* AIM OF THE EXERCISE
Go through the material below, count the lines with the word "PREC", and reply with the count alone.

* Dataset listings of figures

# # # #

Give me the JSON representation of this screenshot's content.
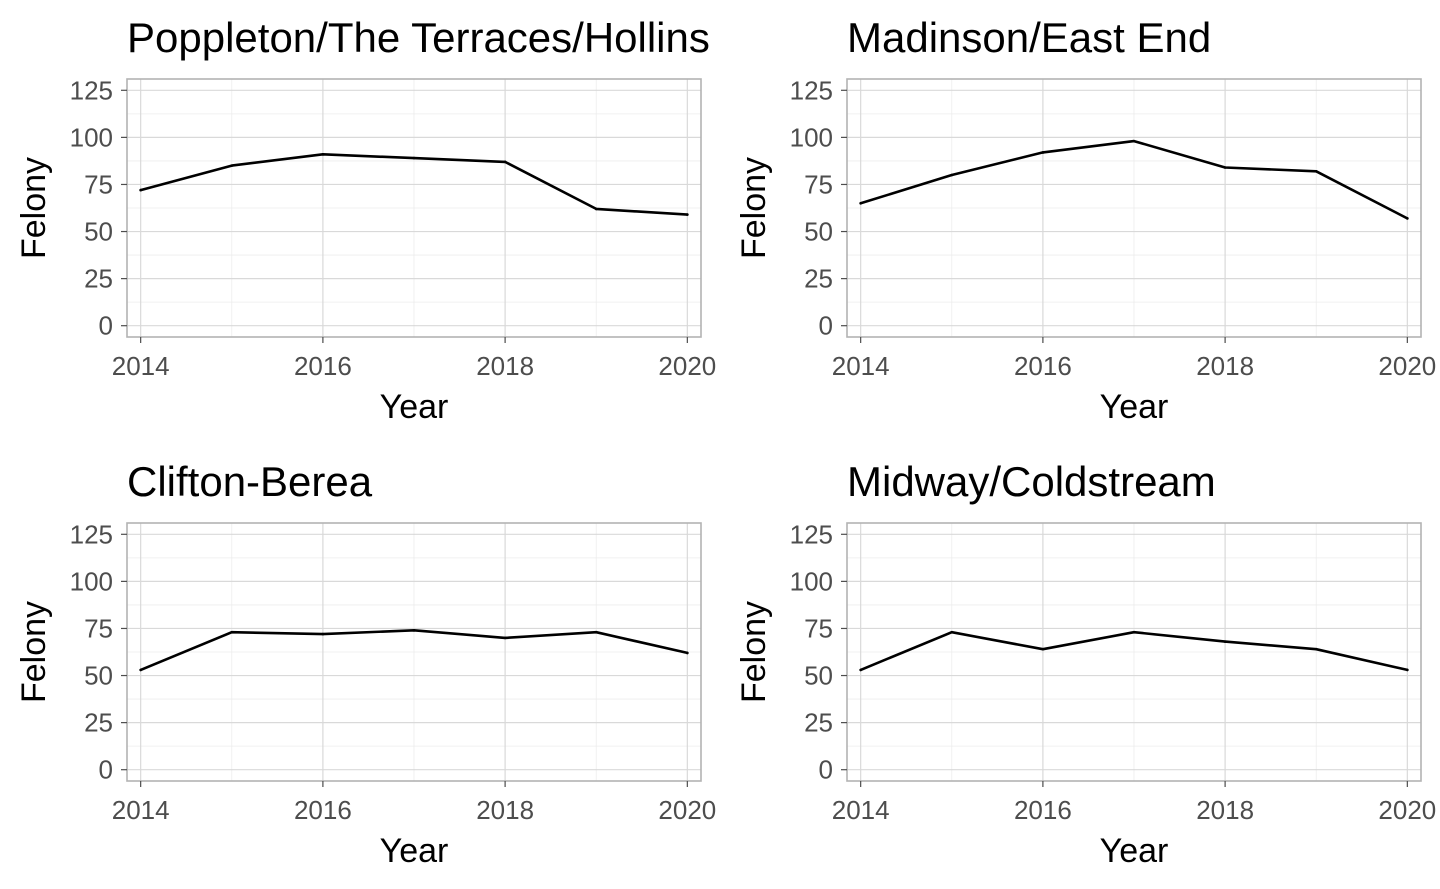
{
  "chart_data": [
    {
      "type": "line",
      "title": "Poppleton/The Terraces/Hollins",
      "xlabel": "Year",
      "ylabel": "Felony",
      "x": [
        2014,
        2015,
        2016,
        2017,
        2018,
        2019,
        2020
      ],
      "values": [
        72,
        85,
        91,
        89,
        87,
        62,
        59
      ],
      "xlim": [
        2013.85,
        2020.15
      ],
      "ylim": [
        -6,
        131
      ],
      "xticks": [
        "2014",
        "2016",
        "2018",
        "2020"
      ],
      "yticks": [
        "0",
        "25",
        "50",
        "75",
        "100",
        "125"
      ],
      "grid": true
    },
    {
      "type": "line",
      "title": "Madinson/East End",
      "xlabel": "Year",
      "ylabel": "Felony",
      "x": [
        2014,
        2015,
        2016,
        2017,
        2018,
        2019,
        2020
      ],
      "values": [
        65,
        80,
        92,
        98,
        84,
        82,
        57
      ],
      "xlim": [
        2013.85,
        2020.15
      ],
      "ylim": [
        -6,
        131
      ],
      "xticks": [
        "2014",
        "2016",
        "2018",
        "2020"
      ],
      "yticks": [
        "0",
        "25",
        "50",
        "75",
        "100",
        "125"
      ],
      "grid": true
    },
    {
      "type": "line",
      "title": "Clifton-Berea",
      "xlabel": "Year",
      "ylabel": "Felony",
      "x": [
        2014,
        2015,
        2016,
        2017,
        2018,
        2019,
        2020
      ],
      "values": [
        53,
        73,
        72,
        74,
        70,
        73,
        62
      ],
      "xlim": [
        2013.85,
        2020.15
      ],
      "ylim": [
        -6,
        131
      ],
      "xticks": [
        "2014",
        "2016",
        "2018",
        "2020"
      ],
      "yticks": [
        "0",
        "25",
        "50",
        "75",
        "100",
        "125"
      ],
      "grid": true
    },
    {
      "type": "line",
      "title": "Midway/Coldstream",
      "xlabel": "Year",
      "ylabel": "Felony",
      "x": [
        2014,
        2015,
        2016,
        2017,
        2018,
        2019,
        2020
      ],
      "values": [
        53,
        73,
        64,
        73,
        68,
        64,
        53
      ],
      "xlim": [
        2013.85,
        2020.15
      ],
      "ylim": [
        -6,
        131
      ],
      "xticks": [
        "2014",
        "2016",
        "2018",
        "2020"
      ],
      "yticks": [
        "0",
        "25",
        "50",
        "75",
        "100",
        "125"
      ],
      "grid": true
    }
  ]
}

# # # #

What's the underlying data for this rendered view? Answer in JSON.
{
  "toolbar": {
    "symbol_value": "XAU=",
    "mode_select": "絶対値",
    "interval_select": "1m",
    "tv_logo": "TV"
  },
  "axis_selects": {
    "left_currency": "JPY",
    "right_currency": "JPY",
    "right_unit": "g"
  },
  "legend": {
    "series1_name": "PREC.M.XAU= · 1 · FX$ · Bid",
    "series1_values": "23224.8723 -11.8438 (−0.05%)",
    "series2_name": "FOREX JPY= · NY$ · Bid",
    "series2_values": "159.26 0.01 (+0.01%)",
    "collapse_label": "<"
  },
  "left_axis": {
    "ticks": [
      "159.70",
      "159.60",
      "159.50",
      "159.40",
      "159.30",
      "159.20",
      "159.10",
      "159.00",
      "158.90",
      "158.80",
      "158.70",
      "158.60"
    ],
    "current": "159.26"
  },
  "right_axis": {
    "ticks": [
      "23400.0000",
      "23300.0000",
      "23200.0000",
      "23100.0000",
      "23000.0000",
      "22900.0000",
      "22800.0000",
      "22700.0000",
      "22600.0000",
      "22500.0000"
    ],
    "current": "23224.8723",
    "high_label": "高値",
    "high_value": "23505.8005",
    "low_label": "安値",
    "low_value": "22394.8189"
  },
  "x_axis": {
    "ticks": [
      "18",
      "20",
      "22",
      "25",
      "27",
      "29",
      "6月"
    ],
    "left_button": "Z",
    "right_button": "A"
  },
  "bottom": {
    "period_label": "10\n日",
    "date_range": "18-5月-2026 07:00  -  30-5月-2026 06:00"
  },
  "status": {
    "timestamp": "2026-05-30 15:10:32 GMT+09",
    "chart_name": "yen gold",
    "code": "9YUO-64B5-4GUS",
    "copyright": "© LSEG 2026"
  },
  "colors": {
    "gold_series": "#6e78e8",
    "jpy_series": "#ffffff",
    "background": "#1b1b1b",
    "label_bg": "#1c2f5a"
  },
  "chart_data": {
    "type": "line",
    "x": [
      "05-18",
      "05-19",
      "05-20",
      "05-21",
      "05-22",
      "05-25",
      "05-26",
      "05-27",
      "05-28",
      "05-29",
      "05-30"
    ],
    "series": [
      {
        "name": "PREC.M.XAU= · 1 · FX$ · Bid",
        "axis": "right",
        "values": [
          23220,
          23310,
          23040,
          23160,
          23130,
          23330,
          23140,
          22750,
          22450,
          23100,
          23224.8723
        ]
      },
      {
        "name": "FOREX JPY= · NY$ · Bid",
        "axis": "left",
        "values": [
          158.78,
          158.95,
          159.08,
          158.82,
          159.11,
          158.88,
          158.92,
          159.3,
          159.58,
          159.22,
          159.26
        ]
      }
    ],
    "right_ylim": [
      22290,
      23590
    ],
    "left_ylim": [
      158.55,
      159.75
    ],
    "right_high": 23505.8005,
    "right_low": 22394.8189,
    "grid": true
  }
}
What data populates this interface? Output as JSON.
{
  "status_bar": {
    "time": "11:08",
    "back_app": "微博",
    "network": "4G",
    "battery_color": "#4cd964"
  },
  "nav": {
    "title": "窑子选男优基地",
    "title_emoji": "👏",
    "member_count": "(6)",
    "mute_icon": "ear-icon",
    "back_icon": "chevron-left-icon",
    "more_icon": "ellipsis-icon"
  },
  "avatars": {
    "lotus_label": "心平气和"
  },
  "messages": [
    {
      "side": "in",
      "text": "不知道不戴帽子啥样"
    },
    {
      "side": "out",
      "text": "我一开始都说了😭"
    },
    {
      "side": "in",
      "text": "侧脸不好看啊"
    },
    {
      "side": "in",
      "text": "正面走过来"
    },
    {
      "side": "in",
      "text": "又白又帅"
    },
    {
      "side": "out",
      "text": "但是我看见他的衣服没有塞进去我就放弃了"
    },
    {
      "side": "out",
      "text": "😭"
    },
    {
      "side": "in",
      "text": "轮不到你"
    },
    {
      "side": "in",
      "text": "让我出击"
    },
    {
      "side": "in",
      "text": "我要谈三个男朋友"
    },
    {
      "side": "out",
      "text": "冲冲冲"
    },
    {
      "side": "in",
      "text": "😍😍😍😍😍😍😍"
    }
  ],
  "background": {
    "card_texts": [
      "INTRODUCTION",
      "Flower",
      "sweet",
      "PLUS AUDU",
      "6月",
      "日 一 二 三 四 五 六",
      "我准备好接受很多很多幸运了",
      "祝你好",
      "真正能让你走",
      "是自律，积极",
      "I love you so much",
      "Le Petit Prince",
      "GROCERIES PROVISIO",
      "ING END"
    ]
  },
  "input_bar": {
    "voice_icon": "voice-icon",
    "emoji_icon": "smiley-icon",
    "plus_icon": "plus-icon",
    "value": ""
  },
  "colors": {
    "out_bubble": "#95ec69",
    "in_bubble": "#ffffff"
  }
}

# # # #

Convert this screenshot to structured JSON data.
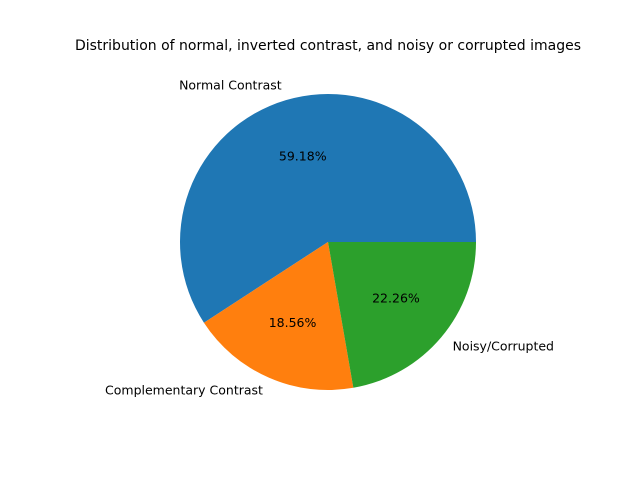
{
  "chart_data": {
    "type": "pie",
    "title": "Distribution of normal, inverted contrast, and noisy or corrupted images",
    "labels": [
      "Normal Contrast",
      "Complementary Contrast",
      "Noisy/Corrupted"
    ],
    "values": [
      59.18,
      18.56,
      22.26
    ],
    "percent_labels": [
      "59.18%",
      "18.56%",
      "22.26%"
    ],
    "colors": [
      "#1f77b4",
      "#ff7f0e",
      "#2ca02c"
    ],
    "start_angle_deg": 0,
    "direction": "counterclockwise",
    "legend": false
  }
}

# # # #

* RESULT OF THIS TASK
2